>> begin

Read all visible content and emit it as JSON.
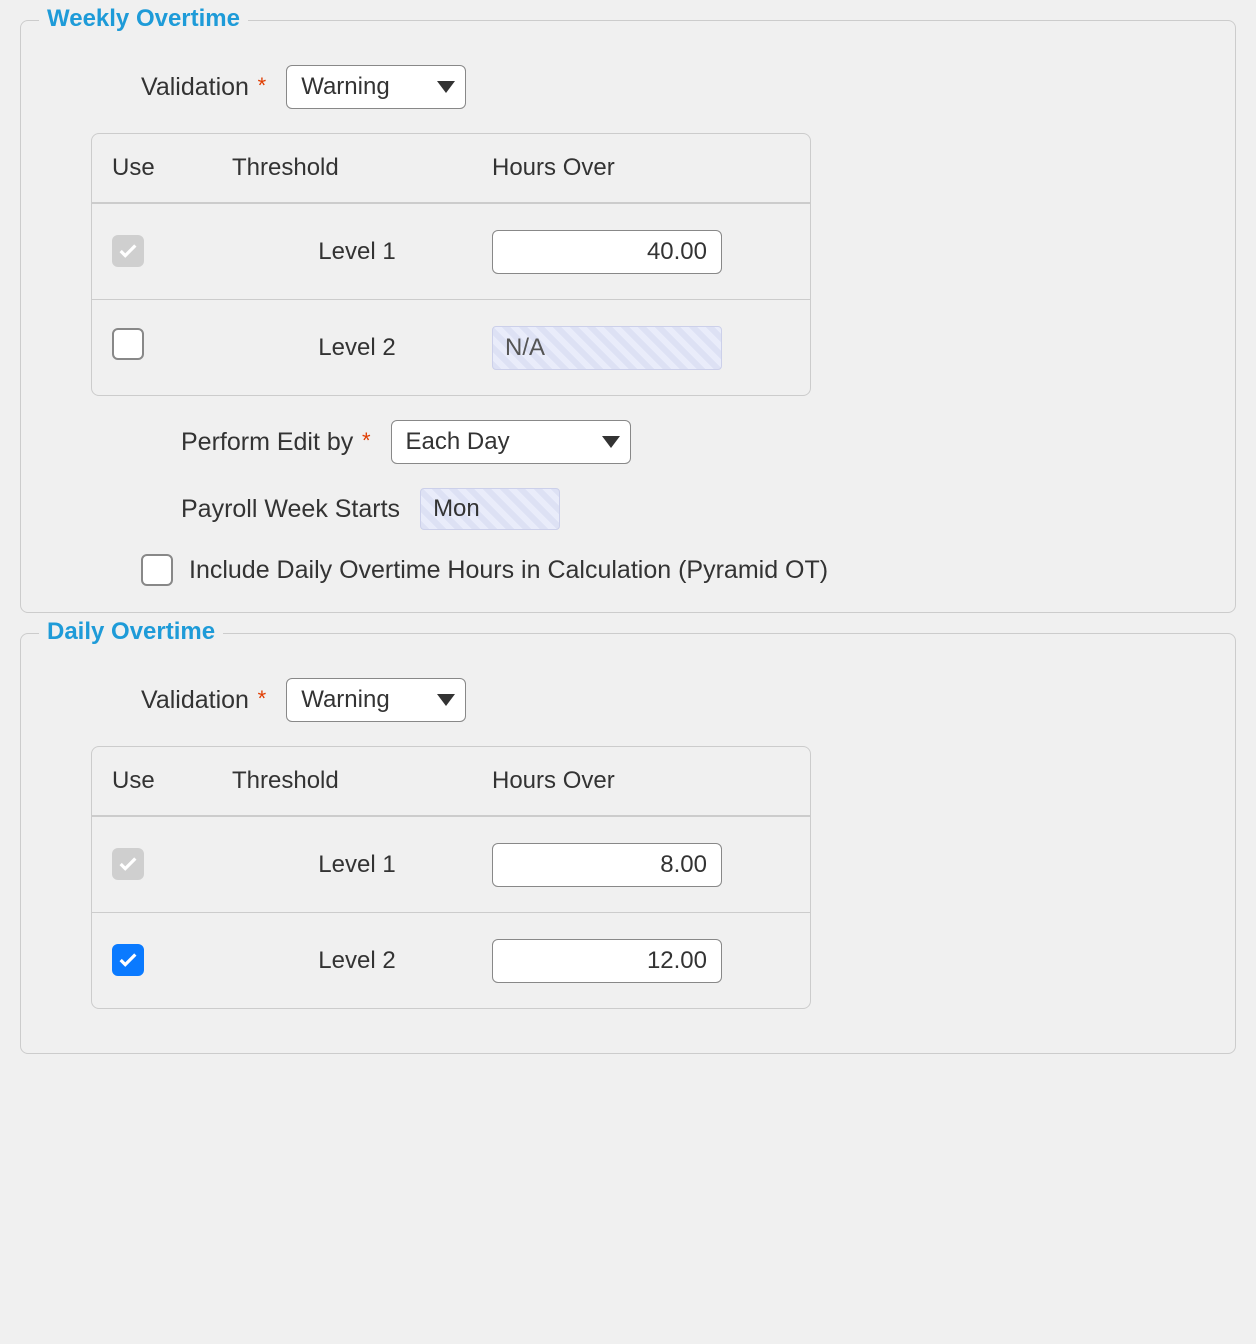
{
  "weekly_overtime": {
    "legend": "Weekly Overtime",
    "validation_label": "Validation",
    "validation_value": "Warning",
    "table": {
      "headers": {
        "use": "Use",
        "threshold": "Threshold",
        "hours_over": "Hours Over"
      },
      "rows": [
        {
          "threshold_label": "Level 1",
          "hours_value": "40.00",
          "na_text": ""
        },
        {
          "threshold_label": "Level 2",
          "hours_value": "",
          "na_text": "N/A"
        }
      ]
    },
    "perform_edit_by_label": "Perform Edit by",
    "perform_edit_by_value": "Each Day",
    "payroll_week_starts_label": "Payroll Week Starts",
    "payroll_week_starts_value": "Mon",
    "include_pyramid_label": "Include Daily Overtime Hours in Calculation (Pyramid OT)"
  },
  "daily_overtime": {
    "legend": "Daily Overtime",
    "validation_label": "Validation",
    "validation_value": "Warning",
    "table": {
      "headers": {
        "use": "Use",
        "threshold": "Threshold",
        "hours_over": "Hours Over"
      },
      "rows": [
        {
          "threshold_label": "Level 1",
          "hours_value": "8.00"
        },
        {
          "threshold_label": "Level 2",
          "hours_value": "12.00"
        }
      ]
    }
  }
}
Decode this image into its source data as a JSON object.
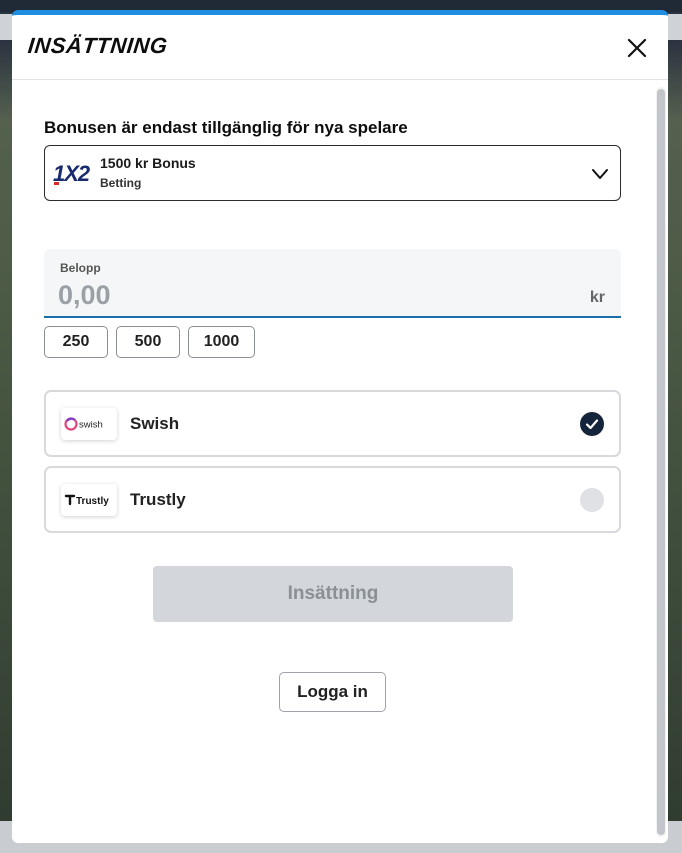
{
  "modal": {
    "title": "INSÄTTNING",
    "accent_color": "#1f8ee0"
  },
  "bonus": {
    "heading": "Bonusen är endast tillgänglig för nya spelare",
    "logo_text": "1X2",
    "title": "1500 kr Bonus",
    "subtitle": "Betting",
    "icon": "chevron-down-icon"
  },
  "amount": {
    "label": "Belopp",
    "placeholder": "0,00",
    "currency": "kr",
    "quick_amounts": [
      "250",
      "500",
      "1000"
    ]
  },
  "payment_methods": [
    {
      "name": "Swish",
      "logo_text": "swish",
      "selected": true
    },
    {
      "name": "Trustly",
      "logo_text": "Trustly",
      "selected": false
    }
  ],
  "actions": {
    "deposit_label": "Insättning",
    "login_label": "Logga in"
  },
  "colors": {
    "selected_radio": "#14243a",
    "input_underline": "#1b6fa8",
    "disabled_button": "#d3d6da"
  }
}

>> end

Direction - With the pictures left out, write out exactly the lines from the line containing "Decode this image" through the final line.

Final result -
Decode this image into its source data as a JSON object.
{
  "modal": {
    "title": "INSÄTTNING",
    "accent_color": "#1f8ee0"
  },
  "bonus": {
    "heading": "Bonusen är endast tillgänglig för nya spelare",
    "logo_text": "1X2",
    "title": "1500 kr Bonus",
    "subtitle": "Betting",
    "icon": "chevron-down-icon"
  },
  "amount": {
    "label": "Belopp",
    "placeholder": "0,00",
    "currency": "kr",
    "quick_amounts": [
      "250",
      "500",
      "1000"
    ]
  },
  "payment_methods": [
    {
      "name": "Swish",
      "logo_text": "swish",
      "selected": true
    },
    {
      "name": "Trustly",
      "logo_text": "Trustly",
      "selected": false
    }
  ],
  "actions": {
    "deposit_label": "Insättning",
    "login_label": "Logga in"
  },
  "colors": {
    "selected_radio": "#14243a",
    "input_underline": "#1b6fa8",
    "disabled_button": "#d3d6da"
  }
}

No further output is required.